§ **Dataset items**
────────────────
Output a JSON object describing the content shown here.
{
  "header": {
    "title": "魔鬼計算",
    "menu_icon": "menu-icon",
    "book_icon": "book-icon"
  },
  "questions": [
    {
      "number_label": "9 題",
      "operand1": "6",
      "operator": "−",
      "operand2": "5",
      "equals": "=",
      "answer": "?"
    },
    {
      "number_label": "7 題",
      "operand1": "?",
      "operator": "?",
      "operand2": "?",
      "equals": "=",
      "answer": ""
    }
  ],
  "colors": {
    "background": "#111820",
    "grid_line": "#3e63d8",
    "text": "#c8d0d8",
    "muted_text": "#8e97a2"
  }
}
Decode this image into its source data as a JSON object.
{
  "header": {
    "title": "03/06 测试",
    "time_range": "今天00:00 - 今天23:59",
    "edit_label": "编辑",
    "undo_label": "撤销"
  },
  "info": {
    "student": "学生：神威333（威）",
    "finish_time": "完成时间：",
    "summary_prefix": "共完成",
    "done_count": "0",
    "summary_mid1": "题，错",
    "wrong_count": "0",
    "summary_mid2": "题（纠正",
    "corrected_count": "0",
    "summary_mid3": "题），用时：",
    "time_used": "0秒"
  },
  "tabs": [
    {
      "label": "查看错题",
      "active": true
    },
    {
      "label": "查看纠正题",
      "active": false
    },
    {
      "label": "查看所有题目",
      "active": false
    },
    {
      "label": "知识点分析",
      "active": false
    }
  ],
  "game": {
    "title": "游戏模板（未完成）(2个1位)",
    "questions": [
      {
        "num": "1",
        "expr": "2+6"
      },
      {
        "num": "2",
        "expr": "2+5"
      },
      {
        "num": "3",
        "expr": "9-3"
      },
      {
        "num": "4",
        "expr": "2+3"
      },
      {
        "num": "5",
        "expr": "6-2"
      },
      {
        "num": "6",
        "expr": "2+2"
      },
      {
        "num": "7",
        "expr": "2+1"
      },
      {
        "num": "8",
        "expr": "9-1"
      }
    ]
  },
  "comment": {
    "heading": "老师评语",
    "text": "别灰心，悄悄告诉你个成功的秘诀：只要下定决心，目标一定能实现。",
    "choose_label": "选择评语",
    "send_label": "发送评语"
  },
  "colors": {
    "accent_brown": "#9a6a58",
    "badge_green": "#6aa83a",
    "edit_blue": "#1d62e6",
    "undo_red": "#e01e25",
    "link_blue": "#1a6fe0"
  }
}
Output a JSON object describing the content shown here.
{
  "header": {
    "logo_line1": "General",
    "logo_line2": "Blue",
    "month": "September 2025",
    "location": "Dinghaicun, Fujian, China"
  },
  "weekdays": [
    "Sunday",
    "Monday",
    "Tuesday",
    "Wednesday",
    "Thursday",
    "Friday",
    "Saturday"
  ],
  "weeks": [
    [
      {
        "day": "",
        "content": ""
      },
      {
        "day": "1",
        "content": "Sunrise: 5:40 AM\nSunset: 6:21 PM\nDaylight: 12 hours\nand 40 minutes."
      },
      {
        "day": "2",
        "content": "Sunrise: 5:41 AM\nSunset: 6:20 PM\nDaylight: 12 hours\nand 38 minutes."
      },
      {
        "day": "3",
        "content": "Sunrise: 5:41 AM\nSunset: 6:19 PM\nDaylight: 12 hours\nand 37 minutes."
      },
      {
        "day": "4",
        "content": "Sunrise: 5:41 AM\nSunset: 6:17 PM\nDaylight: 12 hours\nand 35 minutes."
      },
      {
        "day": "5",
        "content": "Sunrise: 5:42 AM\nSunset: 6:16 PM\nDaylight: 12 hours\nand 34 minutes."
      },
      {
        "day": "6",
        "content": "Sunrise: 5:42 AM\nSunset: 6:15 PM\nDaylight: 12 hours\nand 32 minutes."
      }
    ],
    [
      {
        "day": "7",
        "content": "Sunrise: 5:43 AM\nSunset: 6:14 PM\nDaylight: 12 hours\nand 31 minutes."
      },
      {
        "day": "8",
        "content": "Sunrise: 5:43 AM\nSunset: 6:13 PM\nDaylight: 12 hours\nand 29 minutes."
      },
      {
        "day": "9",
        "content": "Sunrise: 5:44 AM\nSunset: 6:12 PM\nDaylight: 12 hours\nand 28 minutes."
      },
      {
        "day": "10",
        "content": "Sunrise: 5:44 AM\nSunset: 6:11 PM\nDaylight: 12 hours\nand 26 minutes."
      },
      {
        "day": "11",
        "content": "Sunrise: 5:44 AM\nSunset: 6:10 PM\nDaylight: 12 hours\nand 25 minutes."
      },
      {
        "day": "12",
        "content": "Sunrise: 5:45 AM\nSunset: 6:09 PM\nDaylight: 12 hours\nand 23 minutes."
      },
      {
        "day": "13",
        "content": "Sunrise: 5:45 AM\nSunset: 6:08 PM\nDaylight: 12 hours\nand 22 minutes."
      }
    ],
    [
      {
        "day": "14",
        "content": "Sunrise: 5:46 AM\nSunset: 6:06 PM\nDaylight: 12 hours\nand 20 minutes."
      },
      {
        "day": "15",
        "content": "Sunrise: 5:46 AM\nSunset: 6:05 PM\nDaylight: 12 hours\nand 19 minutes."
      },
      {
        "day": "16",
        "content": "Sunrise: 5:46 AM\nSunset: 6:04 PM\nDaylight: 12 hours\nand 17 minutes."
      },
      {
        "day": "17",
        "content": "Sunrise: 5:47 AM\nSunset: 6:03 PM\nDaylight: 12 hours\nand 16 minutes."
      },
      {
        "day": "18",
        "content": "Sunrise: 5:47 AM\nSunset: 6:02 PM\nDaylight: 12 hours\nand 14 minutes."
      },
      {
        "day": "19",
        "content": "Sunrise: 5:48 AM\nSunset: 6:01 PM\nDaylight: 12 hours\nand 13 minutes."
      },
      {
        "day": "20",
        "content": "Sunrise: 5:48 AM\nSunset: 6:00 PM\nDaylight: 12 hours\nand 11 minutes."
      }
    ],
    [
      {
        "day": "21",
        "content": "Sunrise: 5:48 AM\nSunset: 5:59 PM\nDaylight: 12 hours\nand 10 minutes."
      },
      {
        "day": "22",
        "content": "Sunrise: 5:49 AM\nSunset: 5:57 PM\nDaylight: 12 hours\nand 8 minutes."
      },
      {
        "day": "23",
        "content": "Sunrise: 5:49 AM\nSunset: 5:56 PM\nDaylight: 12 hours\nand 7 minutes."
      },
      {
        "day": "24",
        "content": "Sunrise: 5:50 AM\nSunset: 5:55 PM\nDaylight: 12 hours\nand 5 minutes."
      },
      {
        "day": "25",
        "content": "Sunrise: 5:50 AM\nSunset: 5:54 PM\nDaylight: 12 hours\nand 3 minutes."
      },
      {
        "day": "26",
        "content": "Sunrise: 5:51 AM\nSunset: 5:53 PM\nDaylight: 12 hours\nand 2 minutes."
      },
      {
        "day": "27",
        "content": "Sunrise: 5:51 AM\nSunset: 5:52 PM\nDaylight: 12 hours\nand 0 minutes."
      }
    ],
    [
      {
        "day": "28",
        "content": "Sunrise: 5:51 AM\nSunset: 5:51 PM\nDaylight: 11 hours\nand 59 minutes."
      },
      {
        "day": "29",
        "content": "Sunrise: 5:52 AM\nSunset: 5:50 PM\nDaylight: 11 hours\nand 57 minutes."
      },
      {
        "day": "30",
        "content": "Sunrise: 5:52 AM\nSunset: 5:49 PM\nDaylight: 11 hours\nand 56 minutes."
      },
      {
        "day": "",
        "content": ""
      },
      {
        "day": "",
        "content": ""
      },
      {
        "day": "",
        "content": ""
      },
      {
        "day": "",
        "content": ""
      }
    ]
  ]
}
────────────────
Write the whole listing out again. Keep every line exactly as it is.

§ **EXERCISE SOLUTION**
Output a JSON object describing the content shown here.
{
  "header": {
    "title": "魔鬼計算",
    "menu_icon": "menu-icon",
    "book_icon": "book-icon"
  },
  "questions": [
    {
      "number_label": "9 題",
      "operand1": "6",
      "operator": "−",
      "operand2": "5",
      "equals": "=",
      "answer": "?"
    },
    {
      "number_label": "7 題",
      "operand1": "?",
      "operator": "?",
      "operand2": "?",
      "equals": "=",
      "answer": ""
    }
  ],
  "colors": {
    "background": "#111820",
    "grid_line": "#3e63d8",
    "text": "#c8d0d8",
    "muted_text": "#8e97a2"
  }
}
Decode this image into its source data as a JSON object.
{
  "header": {
    "title": "03/06 测试",
    "time_range": "今天00:00 - 今天23:59",
    "edit_label": "编辑",
    "undo_label": "撤销"
  },
  "info": {
    "student": "学生：神威333（威）",
    "finish_time": "完成时间：",
    "summary_prefix": "共完成",
    "done_count": "0",
    "summary_mid1": "题，错",
    "wrong_count": "0",
    "summary_mid2": "题（纠正",
    "corrected_count": "0",
    "summary_mid3": "题），用时：",
    "time_used": "0秒"
  },
  "tabs": [
    {
      "label": "查看错题",
      "active": true
    },
    {
      "label": "查看纠正题",
      "active": false
    },
    {
      "label": "查看所有题目",
      "active": false
    },
    {
      "label": "知识点分析",
      "active": false
    }
  ],
  "game": {
    "title": "游戏模板（未完成）(2个1位)",
    "questions": [
      {
        "num": "1",
        "expr": "2+6"
      },
      {
        "num": "2",
        "expr": "2+5"
      },
      {
        "num": "3",
        "expr": "9-3"
      },
      {
        "num": "4",
        "expr": "2+3"
      },
      {
        "num": "5",
        "expr": "6-2"
      },
      {
        "num": "6",
        "expr": "2+2"
      },
      {
        "num": "7",
        "expr": "2+1"
      },
      {
        "num": "8",
        "expr": "9-1"
      }
    ]
  },
  "comment": {
    "heading": "老师评语",
    "text": "别灰心，悄悄告诉你个成功的秘诀：只要下定决心，目标一定能实现。",
    "choose_label": "选择评语",
    "send_label": "发送评语"
  },
  "colors": {
    "accent_brown": "#9a6a58",
    "badge_green": "#6aa83a",
    "edit_blue": "#1d62e6",
    "undo_red": "#e01e25",
    "link_blue": "#1a6fe0"
  }
}
Output a JSON object describing the content shown here.
{
  "header": {
    "logo_line1": "General",
    "logo_line2": "Blue",
    "month": "September 2025",
    "location": "Dinghaicun, Fujian, China"
  },
  "weekdays": [
    "Sunday",
    "Monday",
    "Tuesday",
    "Wednesday",
    "Thursday",
    "Friday",
    "Saturday"
  ],
  "weeks": [
    [
      {
        "day": "",
        "content": ""
      },
      {
        "day": "1",
        "content": "Sunrise: 5:40 AM\nSunset: 6:21 PM\nDaylight: 12 hours\nand 40 minutes."
      },
      {
        "day": "2",
        "content": "Sunrise: 5:41 AM\nSunset: 6:20 PM\nDaylight: 12 hours\nand 38 minutes."
      },
      {
        "day": "3",
        "content": "Sunrise: 5:41 AM\nSunset: 6:19 PM\nDaylight: 12 hours\nand 37 minutes."
      },
      {
        "day": "4",
        "content": "Sunrise: 5:41 AM\nSunset: 6:17 PM\nDaylight: 12 hours\nand 35 minutes."
      },
      {
        "day": "5",
        "content": "Sunrise: 5:42 AM\nSunset: 6:16 PM\nDaylight: 12 hours\nand 34 minutes."
      },
      {
        "day": "6",
        "content": "Sunrise: 5:42 AM\nSunset: 6:15 PM\nDaylight: 12 hours\nand 32 minutes."
      }
    ],
    [
      {
        "day": "7",
        "content": "Sunrise: 5:43 AM\nSunset: 6:14 PM\nDaylight: 12 hours\nand 31 minutes."
      },
      {
        "day": "8",
        "content": "Sunrise: 5:43 AM\nSunset: 6:13 PM\nDaylight: 12 hours\nand 29 minutes."
      },
      {
        "day": "9",
        "content": "Sunrise: 5:44 AM\nSunset: 6:12 PM\nDaylight: 12 hours\nand 28 minutes."
      },
      {
        "day": "10",
        "content": "Sunrise: 5:44 AM\nSunset: 6:11 PM\nDaylight: 12 hours\nand 26 minutes."
      },
      {
        "day": "11",
        "content": "Sunrise: 5:44 AM\nSunset: 6:10 PM\nDaylight: 12 hours\nand 25 minutes."
      },
      {
        "day": "12",
        "content": "Sunrise: 5:45 AM\nSunset: 6:09 PM\nDaylight: 12 hours\nand 23 minutes."
      },
      {
        "day": "13",
        "content": "Sunrise: 5:45 AM\nSunset: 6:08 PM\nDaylight: 12 hours\nand 22 minutes."
      }
    ],
    [
      {
        "day": "14",
        "content": "Sunrise: 5:46 AM\nSunset: 6:06 PM\nDaylight: 12 hours\nand 20 minutes."
      },
      {
        "day": "15",
        "content": "Sunrise: 5:46 AM\nSunset: 6:05 PM\nDaylight: 12 hours\nand 19 minutes."
      },
      {
        "day": "16",
        "content": "Sunrise: 5:46 AM\nSunset: 6:04 PM\nDaylight: 12 hours\nand 17 minutes."
      },
      {
        "day": "17",
        "content": "Sunrise: 5:47 AM\nSunset: 6:03 PM\nDaylight: 12 hours\nand 16 minutes."
      },
      {
        "day": "18",
        "content": "Sunrise: 5:47 AM\nSunset: 6:02 PM\nDaylight: 12 hours\nand 14 minutes."
      },
      {
        "day": "19",
        "content": "Sunrise: 5:48 AM\nSunset: 6:01 PM\nDaylight: 12 hours\nand 13 minutes."
      },
      {
        "day": "20",
        "content": "Sunrise: 5:48 AM\nSunset: 6:00 PM\nDaylight: 12 hours\nand 11 minutes."
      }
    ],
    [
      {
        "day": "21",
        "content": "Sunrise: 5:48 AM\nSunset: 5:59 PM\nDaylight: 12 hours\nand 10 minutes."
      },
      {
        "day": "22",
        "content": "Sunrise: 5:49 AM\nSunset: 5:57 PM\nDaylight: 12 hours\nand 8 minutes."
      },
      {
        "day": "23",
        "content": "Sunrise: 5:49 AM\nSunset: 5:56 PM\nDaylight: 12 hours\nand 7 minutes."
      },
      {
        "day": "24",
        "content": "Sunrise: 5:50 AM\nSunset: 5:55 PM\nDaylight: 12 hours\nand 5 minutes."
      },
      {
        "day": "25",
        "content": "Sunrise: 5:50 AM\nSunset: 5:54 PM\nDaylight: 12 hours\nand 3 minutes."
      },
      {
        "day": "26",
        "content": "Sunrise: 5:51 AM\nSunset: 5:53 PM\nDaylight: 12 hours\nand 2 minutes."
      },
      {
        "day": "27",
        "content": "Sunrise: 5:51 AM\nSunset: 5:52 PM\nDaylight: 12 hours\nand 0 minutes."
      }
    ],
    [
      {
        "day": "28",
        "content": "Sunrise: 5:51 AM\nSunset: 5:51 PM\nDaylight: 11 hours\nand 59 minutes."
      },
      {
        "day": "29",
        "content": "Sunrise: 5:52 AM\nSunset: 5:50 PM\nDaylight: 11 hours\nand 57 minutes."
      },
      {
        "day": "30",
        "content": "Sunrise: 5:52 AM\nSunset: 5:49 PM\nDaylight: 11 hours\nand 56 minutes."
      },
      {
        "day": "",
        "content": ""
      },
      {
        "day": "",
        "content": ""
      },
      {
        "day": "",
        "content": ""
      },
      {
        "day": "",
        "content": ""
      }
    ]
  ]
}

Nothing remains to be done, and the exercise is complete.